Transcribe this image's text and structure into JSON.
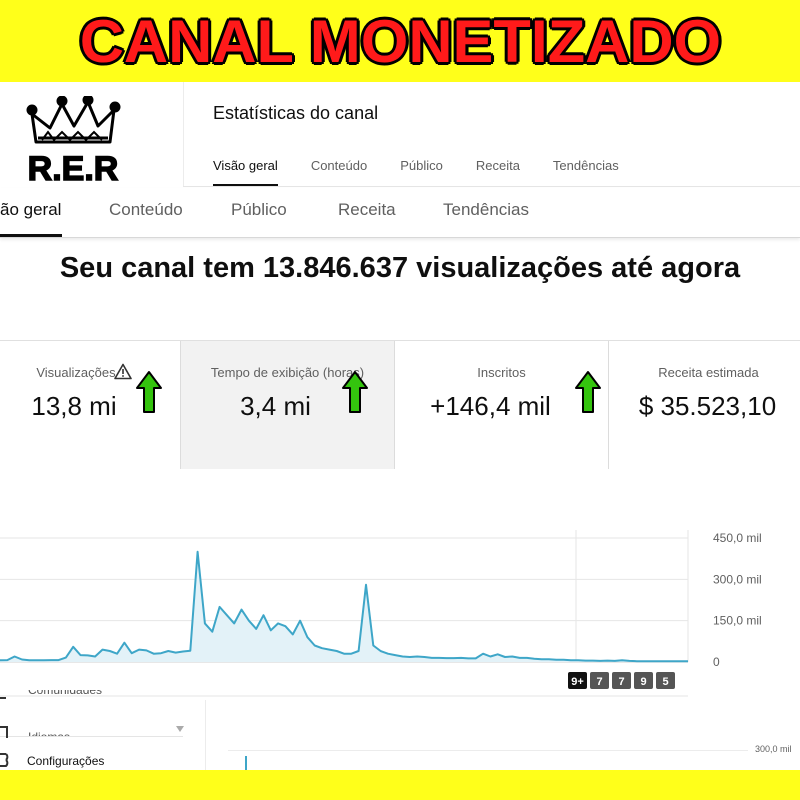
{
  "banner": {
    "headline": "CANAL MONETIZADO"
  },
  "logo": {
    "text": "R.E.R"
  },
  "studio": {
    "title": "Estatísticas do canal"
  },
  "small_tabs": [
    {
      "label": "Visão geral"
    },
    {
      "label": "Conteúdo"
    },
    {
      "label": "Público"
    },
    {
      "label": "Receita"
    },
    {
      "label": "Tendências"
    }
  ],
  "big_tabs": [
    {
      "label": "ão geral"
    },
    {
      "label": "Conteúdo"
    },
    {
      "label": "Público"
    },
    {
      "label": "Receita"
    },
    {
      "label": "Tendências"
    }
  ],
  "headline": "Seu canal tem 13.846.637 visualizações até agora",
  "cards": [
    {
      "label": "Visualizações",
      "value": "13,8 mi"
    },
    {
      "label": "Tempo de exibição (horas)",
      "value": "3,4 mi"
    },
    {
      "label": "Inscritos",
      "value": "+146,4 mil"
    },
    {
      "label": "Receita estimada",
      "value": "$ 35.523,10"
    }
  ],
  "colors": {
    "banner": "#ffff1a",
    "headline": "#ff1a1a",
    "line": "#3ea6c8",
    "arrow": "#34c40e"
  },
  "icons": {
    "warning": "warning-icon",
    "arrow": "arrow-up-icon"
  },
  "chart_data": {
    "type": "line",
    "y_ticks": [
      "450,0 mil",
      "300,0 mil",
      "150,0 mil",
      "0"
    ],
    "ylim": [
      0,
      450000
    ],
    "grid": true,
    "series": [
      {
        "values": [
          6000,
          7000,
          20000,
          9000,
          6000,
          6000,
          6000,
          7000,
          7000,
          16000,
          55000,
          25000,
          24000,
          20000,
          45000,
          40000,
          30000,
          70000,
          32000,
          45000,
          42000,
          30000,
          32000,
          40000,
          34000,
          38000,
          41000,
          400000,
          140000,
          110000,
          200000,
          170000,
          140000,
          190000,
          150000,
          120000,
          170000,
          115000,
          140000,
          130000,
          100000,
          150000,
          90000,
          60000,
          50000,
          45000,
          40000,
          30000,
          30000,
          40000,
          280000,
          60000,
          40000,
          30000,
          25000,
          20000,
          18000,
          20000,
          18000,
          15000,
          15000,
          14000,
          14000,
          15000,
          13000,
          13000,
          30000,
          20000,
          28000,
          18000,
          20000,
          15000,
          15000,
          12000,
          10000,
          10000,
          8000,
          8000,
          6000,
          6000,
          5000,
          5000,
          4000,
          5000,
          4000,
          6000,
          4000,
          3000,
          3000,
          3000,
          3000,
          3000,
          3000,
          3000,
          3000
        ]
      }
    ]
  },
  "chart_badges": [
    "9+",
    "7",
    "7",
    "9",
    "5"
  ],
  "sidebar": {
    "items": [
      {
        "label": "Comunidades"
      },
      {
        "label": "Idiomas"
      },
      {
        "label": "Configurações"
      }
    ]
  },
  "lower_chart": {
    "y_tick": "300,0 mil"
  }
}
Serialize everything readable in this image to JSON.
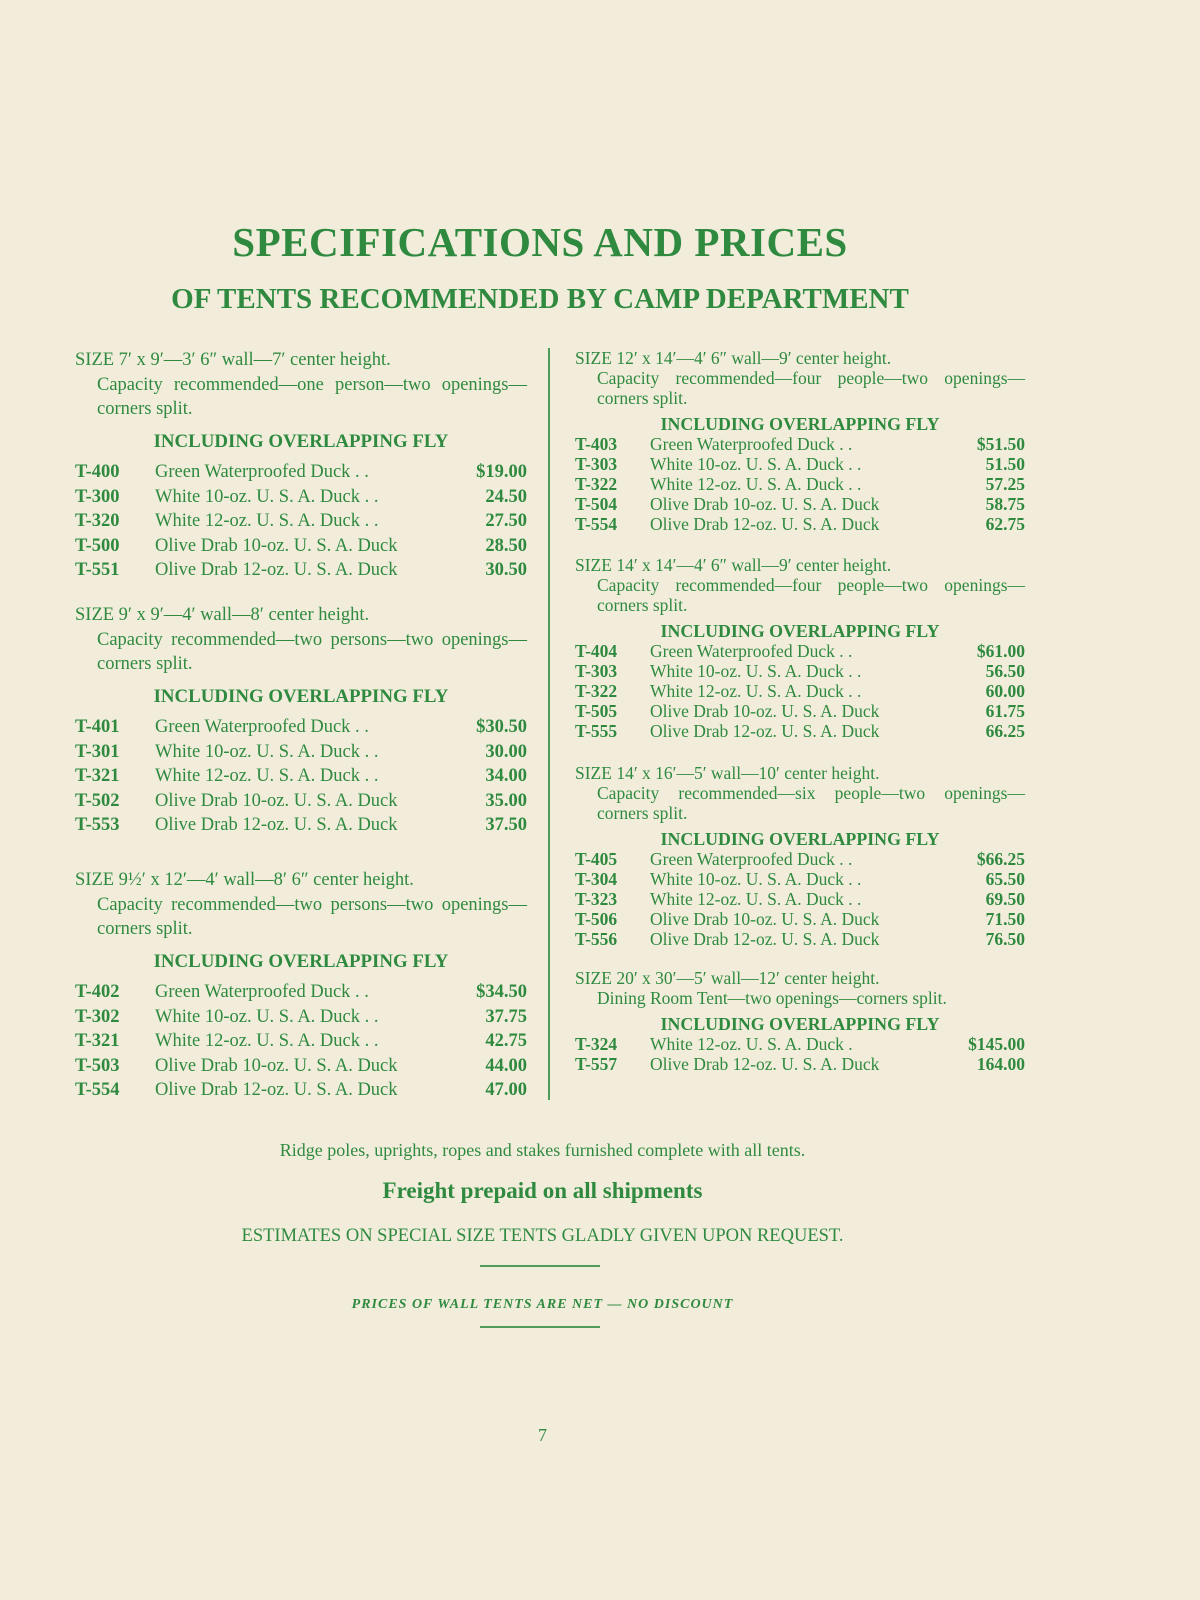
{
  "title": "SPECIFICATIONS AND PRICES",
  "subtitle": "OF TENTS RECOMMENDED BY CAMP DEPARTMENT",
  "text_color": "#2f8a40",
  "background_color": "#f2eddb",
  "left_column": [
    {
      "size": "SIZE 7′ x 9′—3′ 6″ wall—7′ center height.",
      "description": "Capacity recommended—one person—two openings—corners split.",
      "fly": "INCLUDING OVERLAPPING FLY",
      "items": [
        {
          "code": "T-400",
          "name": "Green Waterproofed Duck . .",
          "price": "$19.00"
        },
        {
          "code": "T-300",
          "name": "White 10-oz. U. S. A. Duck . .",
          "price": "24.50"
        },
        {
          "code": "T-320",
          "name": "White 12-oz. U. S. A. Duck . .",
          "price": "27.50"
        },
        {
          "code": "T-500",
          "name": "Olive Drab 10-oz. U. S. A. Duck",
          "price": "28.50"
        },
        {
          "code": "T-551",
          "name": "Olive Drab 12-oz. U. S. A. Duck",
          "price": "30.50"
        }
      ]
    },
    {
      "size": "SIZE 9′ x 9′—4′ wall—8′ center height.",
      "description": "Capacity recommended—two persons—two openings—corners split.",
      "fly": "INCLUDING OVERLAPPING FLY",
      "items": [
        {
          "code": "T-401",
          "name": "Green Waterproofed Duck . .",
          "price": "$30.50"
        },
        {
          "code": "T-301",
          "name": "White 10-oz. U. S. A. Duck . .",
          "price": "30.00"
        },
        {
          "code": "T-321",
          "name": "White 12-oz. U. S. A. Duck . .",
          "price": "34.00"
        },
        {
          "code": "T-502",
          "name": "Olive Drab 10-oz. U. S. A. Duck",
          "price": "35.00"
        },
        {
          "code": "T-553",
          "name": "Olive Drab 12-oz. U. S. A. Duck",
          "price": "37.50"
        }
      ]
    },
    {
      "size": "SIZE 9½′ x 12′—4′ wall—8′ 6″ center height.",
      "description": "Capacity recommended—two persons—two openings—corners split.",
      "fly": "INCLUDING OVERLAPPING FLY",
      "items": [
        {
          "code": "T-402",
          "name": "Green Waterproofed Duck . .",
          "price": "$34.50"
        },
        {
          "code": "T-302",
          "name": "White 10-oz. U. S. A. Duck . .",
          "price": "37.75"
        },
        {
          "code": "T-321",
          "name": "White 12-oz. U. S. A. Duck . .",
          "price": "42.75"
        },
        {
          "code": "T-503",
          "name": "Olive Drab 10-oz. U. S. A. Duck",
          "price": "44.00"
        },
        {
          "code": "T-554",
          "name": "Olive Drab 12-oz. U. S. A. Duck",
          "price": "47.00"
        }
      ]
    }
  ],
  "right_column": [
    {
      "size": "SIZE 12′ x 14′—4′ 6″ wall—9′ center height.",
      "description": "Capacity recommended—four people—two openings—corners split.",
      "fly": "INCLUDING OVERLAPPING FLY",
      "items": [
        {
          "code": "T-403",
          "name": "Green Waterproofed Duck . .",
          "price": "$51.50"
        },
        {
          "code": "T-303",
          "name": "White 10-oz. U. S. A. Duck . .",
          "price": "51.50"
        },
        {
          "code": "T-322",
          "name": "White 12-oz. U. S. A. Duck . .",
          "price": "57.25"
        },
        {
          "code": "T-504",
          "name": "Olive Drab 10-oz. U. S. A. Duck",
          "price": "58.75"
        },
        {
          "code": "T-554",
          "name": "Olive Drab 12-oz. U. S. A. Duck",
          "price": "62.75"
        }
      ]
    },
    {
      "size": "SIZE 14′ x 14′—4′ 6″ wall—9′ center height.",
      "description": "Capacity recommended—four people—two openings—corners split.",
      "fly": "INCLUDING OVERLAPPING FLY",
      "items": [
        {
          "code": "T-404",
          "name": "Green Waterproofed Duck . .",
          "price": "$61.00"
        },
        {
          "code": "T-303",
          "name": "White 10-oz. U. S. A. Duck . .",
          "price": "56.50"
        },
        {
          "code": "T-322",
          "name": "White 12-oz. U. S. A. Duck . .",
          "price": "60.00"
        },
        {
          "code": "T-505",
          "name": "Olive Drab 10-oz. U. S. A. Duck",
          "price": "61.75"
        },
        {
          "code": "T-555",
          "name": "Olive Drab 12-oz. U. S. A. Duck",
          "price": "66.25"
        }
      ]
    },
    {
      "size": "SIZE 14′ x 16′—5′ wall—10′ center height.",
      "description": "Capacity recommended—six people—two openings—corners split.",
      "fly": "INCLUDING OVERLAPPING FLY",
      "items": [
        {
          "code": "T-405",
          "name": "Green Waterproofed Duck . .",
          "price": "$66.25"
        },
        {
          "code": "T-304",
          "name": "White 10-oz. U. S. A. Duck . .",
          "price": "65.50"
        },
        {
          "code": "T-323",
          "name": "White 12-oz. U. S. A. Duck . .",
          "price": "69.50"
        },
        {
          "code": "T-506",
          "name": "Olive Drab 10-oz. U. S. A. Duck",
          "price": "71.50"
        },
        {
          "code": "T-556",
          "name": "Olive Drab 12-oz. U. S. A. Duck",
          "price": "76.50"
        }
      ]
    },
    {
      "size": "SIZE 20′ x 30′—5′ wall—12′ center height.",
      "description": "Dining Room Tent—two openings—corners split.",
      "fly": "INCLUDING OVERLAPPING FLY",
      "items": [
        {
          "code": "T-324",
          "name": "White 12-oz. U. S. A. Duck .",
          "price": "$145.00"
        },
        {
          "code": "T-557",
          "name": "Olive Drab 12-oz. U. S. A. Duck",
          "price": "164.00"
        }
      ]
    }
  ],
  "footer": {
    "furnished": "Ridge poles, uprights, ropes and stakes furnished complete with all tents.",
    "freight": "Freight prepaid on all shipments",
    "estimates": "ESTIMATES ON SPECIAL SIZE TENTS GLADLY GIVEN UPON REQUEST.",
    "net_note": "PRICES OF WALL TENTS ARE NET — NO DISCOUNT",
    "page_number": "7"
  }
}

## Task brief
Where a line above holds the string "image", show that line.

## Task answer
Transcribe this image's text and structure into JSON.
Serialize everything readable in this image to JSON.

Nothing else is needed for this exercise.